THE REQUEST →
The listing below should be copied in full, word for word.

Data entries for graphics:
<<<<
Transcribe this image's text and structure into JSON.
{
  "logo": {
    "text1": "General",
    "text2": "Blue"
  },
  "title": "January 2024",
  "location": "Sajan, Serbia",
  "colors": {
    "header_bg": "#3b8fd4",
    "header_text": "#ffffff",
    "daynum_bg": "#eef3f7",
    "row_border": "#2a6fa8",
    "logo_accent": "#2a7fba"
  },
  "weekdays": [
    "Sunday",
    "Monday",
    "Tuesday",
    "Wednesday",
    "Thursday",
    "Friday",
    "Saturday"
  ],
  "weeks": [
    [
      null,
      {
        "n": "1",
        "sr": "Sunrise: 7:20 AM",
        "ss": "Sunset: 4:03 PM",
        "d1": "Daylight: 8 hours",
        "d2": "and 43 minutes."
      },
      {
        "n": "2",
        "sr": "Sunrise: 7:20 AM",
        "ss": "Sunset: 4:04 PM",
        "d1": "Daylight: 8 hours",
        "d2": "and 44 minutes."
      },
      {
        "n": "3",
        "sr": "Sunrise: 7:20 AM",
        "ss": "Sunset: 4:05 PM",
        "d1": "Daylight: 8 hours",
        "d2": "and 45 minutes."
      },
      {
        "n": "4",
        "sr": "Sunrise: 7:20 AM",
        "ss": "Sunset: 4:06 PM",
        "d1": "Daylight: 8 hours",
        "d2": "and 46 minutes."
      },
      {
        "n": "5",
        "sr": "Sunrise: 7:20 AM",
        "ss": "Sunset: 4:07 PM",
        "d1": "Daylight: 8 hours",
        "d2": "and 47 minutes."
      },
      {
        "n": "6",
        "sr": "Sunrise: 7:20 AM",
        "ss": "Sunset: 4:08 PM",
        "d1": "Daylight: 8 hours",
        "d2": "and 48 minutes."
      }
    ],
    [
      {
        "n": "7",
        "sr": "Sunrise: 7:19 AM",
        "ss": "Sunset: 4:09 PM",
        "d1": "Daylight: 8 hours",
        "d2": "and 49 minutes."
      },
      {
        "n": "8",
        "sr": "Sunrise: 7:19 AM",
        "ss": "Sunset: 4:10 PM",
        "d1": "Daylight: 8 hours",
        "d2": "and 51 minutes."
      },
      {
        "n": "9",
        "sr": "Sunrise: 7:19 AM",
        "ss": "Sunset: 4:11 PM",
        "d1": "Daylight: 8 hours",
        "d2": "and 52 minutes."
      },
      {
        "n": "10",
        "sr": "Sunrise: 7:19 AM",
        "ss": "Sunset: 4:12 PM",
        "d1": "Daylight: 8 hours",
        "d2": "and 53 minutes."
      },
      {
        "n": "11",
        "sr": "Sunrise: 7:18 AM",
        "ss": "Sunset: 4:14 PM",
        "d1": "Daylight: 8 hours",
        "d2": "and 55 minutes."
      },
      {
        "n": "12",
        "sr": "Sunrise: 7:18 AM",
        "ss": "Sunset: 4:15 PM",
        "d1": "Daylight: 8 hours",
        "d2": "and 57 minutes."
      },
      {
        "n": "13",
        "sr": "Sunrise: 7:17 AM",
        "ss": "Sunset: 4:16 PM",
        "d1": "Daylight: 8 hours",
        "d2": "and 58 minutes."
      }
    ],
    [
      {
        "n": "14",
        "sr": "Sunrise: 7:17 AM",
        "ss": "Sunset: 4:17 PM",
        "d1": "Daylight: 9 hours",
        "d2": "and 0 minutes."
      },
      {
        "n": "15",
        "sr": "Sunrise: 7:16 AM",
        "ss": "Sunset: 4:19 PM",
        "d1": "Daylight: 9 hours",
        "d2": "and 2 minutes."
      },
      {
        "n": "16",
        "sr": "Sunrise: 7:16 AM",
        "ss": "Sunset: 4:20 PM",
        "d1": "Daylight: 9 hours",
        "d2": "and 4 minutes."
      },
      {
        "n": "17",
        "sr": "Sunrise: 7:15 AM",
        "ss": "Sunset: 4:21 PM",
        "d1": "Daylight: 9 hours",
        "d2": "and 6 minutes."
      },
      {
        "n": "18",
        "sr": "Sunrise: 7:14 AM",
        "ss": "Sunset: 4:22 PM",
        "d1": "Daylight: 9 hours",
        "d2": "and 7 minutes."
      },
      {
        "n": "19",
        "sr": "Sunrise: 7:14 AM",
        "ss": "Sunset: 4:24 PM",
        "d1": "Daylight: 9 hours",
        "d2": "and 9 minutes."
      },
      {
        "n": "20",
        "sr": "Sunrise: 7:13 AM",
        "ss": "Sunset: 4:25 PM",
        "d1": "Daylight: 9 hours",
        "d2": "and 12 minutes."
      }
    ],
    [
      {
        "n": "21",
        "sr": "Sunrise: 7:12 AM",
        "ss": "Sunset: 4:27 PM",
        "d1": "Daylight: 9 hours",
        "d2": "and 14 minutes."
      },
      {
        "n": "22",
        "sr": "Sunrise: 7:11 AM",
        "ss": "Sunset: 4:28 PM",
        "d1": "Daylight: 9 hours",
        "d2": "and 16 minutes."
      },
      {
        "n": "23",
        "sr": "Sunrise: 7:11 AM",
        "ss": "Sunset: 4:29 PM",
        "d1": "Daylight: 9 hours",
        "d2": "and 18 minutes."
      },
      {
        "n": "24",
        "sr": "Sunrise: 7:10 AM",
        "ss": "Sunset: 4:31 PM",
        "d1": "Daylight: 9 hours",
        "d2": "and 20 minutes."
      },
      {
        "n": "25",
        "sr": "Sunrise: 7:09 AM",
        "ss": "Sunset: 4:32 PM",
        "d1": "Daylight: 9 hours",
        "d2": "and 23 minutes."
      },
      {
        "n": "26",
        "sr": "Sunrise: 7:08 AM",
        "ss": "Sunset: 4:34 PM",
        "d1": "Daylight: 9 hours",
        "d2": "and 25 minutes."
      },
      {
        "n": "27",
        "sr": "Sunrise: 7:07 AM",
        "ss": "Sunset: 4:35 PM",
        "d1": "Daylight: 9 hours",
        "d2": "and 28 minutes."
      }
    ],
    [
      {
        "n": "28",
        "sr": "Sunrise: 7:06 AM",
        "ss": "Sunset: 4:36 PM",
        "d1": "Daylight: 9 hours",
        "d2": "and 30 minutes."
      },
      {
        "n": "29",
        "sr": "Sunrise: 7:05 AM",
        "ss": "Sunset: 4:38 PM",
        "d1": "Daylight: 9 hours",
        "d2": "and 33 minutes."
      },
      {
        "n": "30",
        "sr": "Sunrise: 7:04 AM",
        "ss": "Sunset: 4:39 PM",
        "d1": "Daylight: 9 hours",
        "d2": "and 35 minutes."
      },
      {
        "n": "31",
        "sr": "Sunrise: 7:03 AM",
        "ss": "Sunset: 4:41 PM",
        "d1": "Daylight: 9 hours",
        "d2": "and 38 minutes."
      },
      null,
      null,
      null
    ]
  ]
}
>>>>
FULL OUTPUT →
Transcribe this image's text and structure into JSON.
{
  "logo": {
    "text1": "General",
    "text2": "Blue"
  },
  "title": "January 2024",
  "location": "Sajan, Serbia",
  "colors": {
    "header_bg": "#3b8fd4",
    "header_text": "#ffffff",
    "daynum_bg": "#eef3f7",
    "row_border": "#2a6fa8",
    "logo_accent": "#2a7fba"
  },
  "weekdays": [
    "Sunday",
    "Monday",
    "Tuesday",
    "Wednesday",
    "Thursday",
    "Friday",
    "Saturday"
  ],
  "weeks": [
    [
      null,
      {
        "n": "1",
        "sr": "Sunrise: 7:20 AM",
        "ss": "Sunset: 4:03 PM",
        "d1": "Daylight: 8 hours",
        "d2": "and 43 minutes."
      },
      {
        "n": "2",
        "sr": "Sunrise: 7:20 AM",
        "ss": "Sunset: 4:04 PM",
        "d1": "Daylight: 8 hours",
        "d2": "and 44 minutes."
      },
      {
        "n": "3",
        "sr": "Sunrise: 7:20 AM",
        "ss": "Sunset: 4:05 PM",
        "d1": "Daylight: 8 hours",
        "d2": "and 45 minutes."
      },
      {
        "n": "4",
        "sr": "Sunrise: 7:20 AM",
        "ss": "Sunset: 4:06 PM",
        "d1": "Daylight: 8 hours",
        "d2": "and 46 minutes."
      },
      {
        "n": "5",
        "sr": "Sunrise: 7:20 AM",
        "ss": "Sunset: 4:07 PM",
        "d1": "Daylight: 8 hours",
        "d2": "and 47 minutes."
      },
      {
        "n": "6",
        "sr": "Sunrise: 7:20 AM",
        "ss": "Sunset: 4:08 PM",
        "d1": "Daylight: 8 hours",
        "d2": "and 48 minutes."
      }
    ],
    [
      {
        "n": "7",
        "sr": "Sunrise: 7:19 AM",
        "ss": "Sunset: 4:09 PM",
        "d1": "Daylight: 8 hours",
        "d2": "and 49 minutes."
      },
      {
        "n": "8",
        "sr": "Sunrise: 7:19 AM",
        "ss": "Sunset: 4:10 PM",
        "d1": "Daylight: 8 hours",
        "d2": "and 51 minutes."
      },
      {
        "n": "9",
        "sr": "Sunrise: 7:19 AM",
        "ss": "Sunset: 4:11 PM",
        "d1": "Daylight: 8 hours",
        "d2": "and 52 minutes."
      },
      {
        "n": "10",
        "sr": "Sunrise: 7:19 AM",
        "ss": "Sunset: 4:12 PM",
        "d1": "Daylight: 8 hours",
        "d2": "and 53 minutes."
      },
      {
        "n": "11",
        "sr": "Sunrise: 7:18 AM",
        "ss": "Sunset: 4:14 PM",
        "d1": "Daylight: 8 hours",
        "d2": "and 55 minutes."
      },
      {
        "n": "12",
        "sr": "Sunrise: 7:18 AM",
        "ss": "Sunset: 4:15 PM",
        "d1": "Daylight: 8 hours",
        "d2": "and 57 minutes."
      },
      {
        "n": "13",
        "sr": "Sunrise: 7:17 AM",
        "ss": "Sunset: 4:16 PM",
        "d1": "Daylight: 8 hours",
        "d2": "and 58 minutes."
      }
    ],
    [
      {
        "n": "14",
        "sr": "Sunrise: 7:17 AM",
        "ss": "Sunset: 4:17 PM",
        "d1": "Daylight: 9 hours",
        "d2": "and 0 minutes."
      },
      {
        "n": "15",
        "sr": "Sunrise: 7:16 AM",
        "ss": "Sunset: 4:19 PM",
        "d1": "Daylight: 9 hours",
        "d2": "and 2 minutes."
      },
      {
        "n": "16",
        "sr": "Sunrise: 7:16 AM",
        "ss": "Sunset: 4:20 PM",
        "d1": "Daylight: 9 hours",
        "d2": "and 4 minutes."
      },
      {
        "n": "17",
        "sr": "Sunrise: 7:15 AM",
        "ss": "Sunset: 4:21 PM",
        "d1": "Daylight: 9 hours",
        "d2": "and 6 minutes."
      },
      {
        "n": "18",
        "sr": "Sunrise: 7:14 AM",
        "ss": "Sunset: 4:22 PM",
        "d1": "Daylight: 9 hours",
        "d2": "and 7 minutes."
      },
      {
        "n": "19",
        "sr": "Sunrise: 7:14 AM",
        "ss": "Sunset: 4:24 PM",
        "d1": "Daylight: 9 hours",
        "d2": "and 9 minutes."
      },
      {
        "n": "20",
        "sr": "Sunrise: 7:13 AM",
        "ss": "Sunset: 4:25 PM",
        "d1": "Daylight: 9 hours",
        "d2": "and 12 minutes."
      }
    ],
    [
      {
        "n": "21",
        "sr": "Sunrise: 7:12 AM",
        "ss": "Sunset: 4:27 PM",
        "d1": "Daylight: 9 hours",
        "d2": "and 14 minutes."
      },
      {
        "n": "22",
        "sr": "Sunrise: 7:11 AM",
        "ss": "Sunset: 4:28 PM",
        "d1": "Daylight: 9 hours",
        "d2": "and 16 minutes."
      },
      {
        "n": "23",
        "sr": "Sunrise: 7:11 AM",
        "ss": "Sunset: 4:29 PM",
        "d1": "Daylight: 9 hours",
        "d2": "and 18 minutes."
      },
      {
        "n": "24",
        "sr": "Sunrise: 7:10 AM",
        "ss": "Sunset: 4:31 PM",
        "d1": "Daylight: 9 hours",
        "d2": "and 20 minutes."
      },
      {
        "n": "25",
        "sr": "Sunrise: 7:09 AM",
        "ss": "Sunset: 4:32 PM",
        "d1": "Daylight: 9 hours",
        "d2": "and 23 minutes."
      },
      {
        "n": "26",
        "sr": "Sunrise: 7:08 AM",
        "ss": "Sunset: 4:34 PM",
        "d1": "Daylight: 9 hours",
        "d2": "and 25 minutes."
      },
      {
        "n": "27",
        "sr": "Sunrise: 7:07 AM",
        "ss": "Sunset: 4:35 PM",
        "d1": "Daylight: 9 hours",
        "d2": "and 28 minutes."
      }
    ],
    [
      {
        "n": "28",
        "sr": "Sunrise: 7:06 AM",
        "ss": "Sunset: 4:36 PM",
        "d1": "Daylight: 9 hours",
        "d2": "and 30 minutes."
      },
      {
        "n": "29",
        "sr": "Sunrise: 7:05 AM",
        "ss": "Sunset: 4:38 PM",
        "d1": "Daylight: 9 hours",
        "d2": "and 33 minutes."
      },
      {
        "n": "30",
        "sr": "Sunrise: 7:04 AM",
        "ss": "Sunset: 4:39 PM",
        "d1": "Daylight: 9 hours",
        "d2": "and 35 minutes."
      },
      {
        "n": "31",
        "sr": "Sunrise: 7:03 AM",
        "ss": "Sunset: 4:41 PM",
        "d1": "Daylight: 9 hours",
        "d2": "and 38 minutes."
      },
      null,
      null,
      null
    ]
  ]
}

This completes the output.